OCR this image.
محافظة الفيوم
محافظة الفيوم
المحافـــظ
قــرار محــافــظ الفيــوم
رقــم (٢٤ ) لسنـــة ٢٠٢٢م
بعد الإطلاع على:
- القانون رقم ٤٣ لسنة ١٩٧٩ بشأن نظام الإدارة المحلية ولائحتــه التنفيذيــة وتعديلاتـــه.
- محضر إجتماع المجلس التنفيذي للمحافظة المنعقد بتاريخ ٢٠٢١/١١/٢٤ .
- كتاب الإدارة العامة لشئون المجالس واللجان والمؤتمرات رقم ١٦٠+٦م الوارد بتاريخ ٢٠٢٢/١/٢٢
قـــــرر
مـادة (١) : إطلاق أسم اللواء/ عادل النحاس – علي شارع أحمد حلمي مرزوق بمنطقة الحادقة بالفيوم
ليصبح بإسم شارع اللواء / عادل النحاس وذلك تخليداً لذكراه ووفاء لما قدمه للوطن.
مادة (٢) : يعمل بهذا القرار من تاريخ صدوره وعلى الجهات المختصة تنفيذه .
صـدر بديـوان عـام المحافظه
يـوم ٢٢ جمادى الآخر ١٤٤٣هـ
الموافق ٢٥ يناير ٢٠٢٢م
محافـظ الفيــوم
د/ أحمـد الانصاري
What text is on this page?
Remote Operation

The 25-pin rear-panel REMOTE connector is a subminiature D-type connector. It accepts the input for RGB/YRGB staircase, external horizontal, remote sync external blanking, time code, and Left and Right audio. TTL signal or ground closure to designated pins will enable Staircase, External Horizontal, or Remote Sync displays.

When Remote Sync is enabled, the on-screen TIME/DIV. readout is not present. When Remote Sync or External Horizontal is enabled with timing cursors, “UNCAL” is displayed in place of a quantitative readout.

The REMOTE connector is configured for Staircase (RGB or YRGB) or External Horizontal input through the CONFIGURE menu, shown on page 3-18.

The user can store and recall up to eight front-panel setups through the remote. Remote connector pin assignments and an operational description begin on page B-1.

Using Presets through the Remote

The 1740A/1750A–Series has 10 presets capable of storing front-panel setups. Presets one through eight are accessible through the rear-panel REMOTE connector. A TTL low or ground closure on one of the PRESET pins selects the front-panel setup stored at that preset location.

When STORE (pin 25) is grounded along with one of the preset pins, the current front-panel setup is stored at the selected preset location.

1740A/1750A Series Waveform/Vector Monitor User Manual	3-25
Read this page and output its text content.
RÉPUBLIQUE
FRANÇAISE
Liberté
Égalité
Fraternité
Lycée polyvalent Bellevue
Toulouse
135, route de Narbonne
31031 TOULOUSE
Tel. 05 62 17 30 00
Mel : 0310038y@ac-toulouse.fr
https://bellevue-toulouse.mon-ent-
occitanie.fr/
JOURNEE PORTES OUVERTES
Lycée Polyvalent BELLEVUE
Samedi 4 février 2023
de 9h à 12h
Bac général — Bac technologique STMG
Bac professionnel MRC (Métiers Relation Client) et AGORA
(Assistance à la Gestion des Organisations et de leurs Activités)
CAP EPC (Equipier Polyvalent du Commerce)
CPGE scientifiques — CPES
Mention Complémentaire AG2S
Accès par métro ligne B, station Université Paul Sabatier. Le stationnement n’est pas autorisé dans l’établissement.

──────────

Your instructions: Reproduce every entry shown above, precisely as it stands.

Correct answer:
OCR this image.
محافظة الفيوم
محافظة الفيوم
المحافـــظ
قــرار محــافــظ الفيــوم
رقــم (٢٤ ) لسنـــة ٢٠٢٢م
بعد الإطلاع على:
- القانون رقم ٤٣ لسنة ١٩٧٩ بشأن نظام الإدارة المحلية ولائحتــه التنفيذيــة وتعديلاتـــه.
- محضر إجتماع المجلس التنفيذي للمحافظة المنعقد بتاريخ ٢٠٢١/١١/٢٤ .
- كتاب الإدارة العامة لشئون المجالس واللجان والمؤتمرات رقم ١٦٠+٦م الوارد بتاريخ ٢٠٢٢/١/٢٢
قـــــرر
مـادة (١) : إطلاق أسم اللواء/ عادل النحاس – علي شارع أحمد حلمي مرزوق بمنطقة الحادقة بالفيوم
ليصبح بإسم شارع اللواء / عادل النحاس وذلك تخليداً لذكراه ووفاء لما قدمه للوطن.
مادة (٢) : يعمل بهذا القرار من تاريخ صدوره وعلى الجهات المختصة تنفيذه .
صـدر بديـوان عـام المحافظه
يـوم ٢٢ جمادى الآخر ١٤٤٣هـ
الموافق ٢٥ يناير ٢٠٢٢م
محافـظ الفيــوم
د/ أحمـد الانصاري
What text is on this page?
Remote Operation

The 25-pin rear-panel REMOTE connector is a subminiature D-type connector. It accepts the input for RGB/YRGB staircase, external horizontal, remote sync external blanking, time code, and Left and Right audio. TTL signal or ground closure to designated pins will enable Staircase, External Horizontal, or Remote Sync displays.

When Remote Sync is enabled, the on-screen TIME/DIV. readout is not present. When Remote Sync or External Horizontal is enabled with timing cursors, “UNCAL” is displayed in place of a quantitative readout.

The REMOTE connector is configured for Staircase (RGB or YRGB) or External Horizontal input through the CONFIGURE menu, shown on page 3-18.

The user can store and recall up to eight front-panel setups through the remote. Remote connector pin assignments and an operational description begin on page B-1.

Using Presets through the Remote

The 1740A/1750A–Series has 10 presets capable of storing front-panel setups. Presets one through eight are accessible through the rear-panel REMOTE connector. A TTL low or ground closure on one of the PRESET pins selects the front-panel setup stored at that preset location.

When STORE (pin 25) is grounded along with one of the preset pins, the current front-panel setup is stored at the selected preset location.

1740A/1750A Series Waveform/Vector Monitor User Manual	3-25
Read this page and output its text content.
RÉPUBLIQUE
FRANÇAISE
Liberté
Égalité
Fraternité
Lycée polyvalent Bellevue
Toulouse
135, route de Narbonne
31031 TOULOUSE
Tel. 05 62 17 30 00
Mel : 0310038y@ac-toulouse.fr
https://bellevue-toulouse.mon-ent-
occitanie.fr/
JOURNEE PORTES OUVERTES
Lycée Polyvalent BELLEVUE
Samedi 4 février 2023
de 9h à 12h
Bac général — Bac technologique STMG
Bac professionnel MRC (Métiers Relation Client) et AGORA
(Assistance à la Gestion des Organisations et de leurs Activités)
CAP EPC (Equipier Polyvalent du Commerce)
CPGE scientifiques — CPES
Mention Complémentaire AG2S
Accès par métro ligne B, station Université Paul Sabatier. Le stationnement n’est pas autorisé dans l’établissement.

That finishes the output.